## BEGIN

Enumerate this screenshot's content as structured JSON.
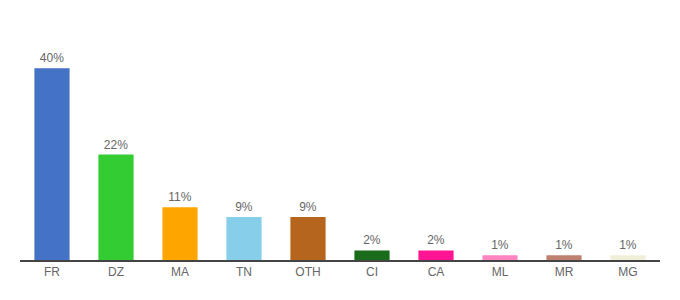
{
  "chart_data": {
    "type": "bar",
    "categories": [
      "FR",
      "DZ",
      "MA",
      "TN",
      "OTH",
      "CI",
      "CA",
      "ML",
      "MR",
      "MG"
    ],
    "values": [
      40,
      22,
      11,
      9,
      9,
      2,
      2,
      1,
      1,
      1
    ],
    "value_labels": [
      "40%",
      "22%",
      "11%",
      "9%",
      "9%",
      "2%",
      "2%",
      "1%",
      "1%",
      "1%"
    ],
    "colors": [
      "#4472c4",
      "#33cc33",
      "#ffa500",
      "#87ceeb",
      "#b5651d",
      "#1a6b1a",
      "#ff1493",
      "#ff85c0",
      "#c08070",
      "#f0f0d8"
    ],
    "ylim": [
      0,
      48
    ],
    "data_labels": true,
    "tick_labels": "x",
    "grid": false
  }
}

## END

◆ **Task requirements**
Copy every line of the data word for word, omitting the images.

◆ **Task output**
Enumerate this screenshot's content as structured JSON.
{
  "chart_data": {
    "type": "bar",
    "categories": [
      "FR",
      "DZ",
      "MA",
      "TN",
      "OTH",
      "CI",
      "CA",
      "ML",
      "MR",
      "MG"
    ],
    "values": [
      40,
      22,
      11,
      9,
      9,
      2,
      2,
      1,
      1,
      1
    ],
    "value_labels": [
      "40%",
      "22%",
      "11%",
      "9%",
      "9%",
      "2%",
      "2%",
      "1%",
      "1%",
      "1%"
    ],
    "colors": [
      "#4472c4",
      "#33cc33",
      "#ffa500",
      "#87ceeb",
      "#b5651d",
      "#1a6b1a",
      "#ff1493",
      "#ff85c0",
      "#c08070",
      "#f0f0d8"
    ],
    "ylim": [
      0,
      48
    ],
    "data_labels": true,
    "tick_labels": "x",
    "grid": false
  }
}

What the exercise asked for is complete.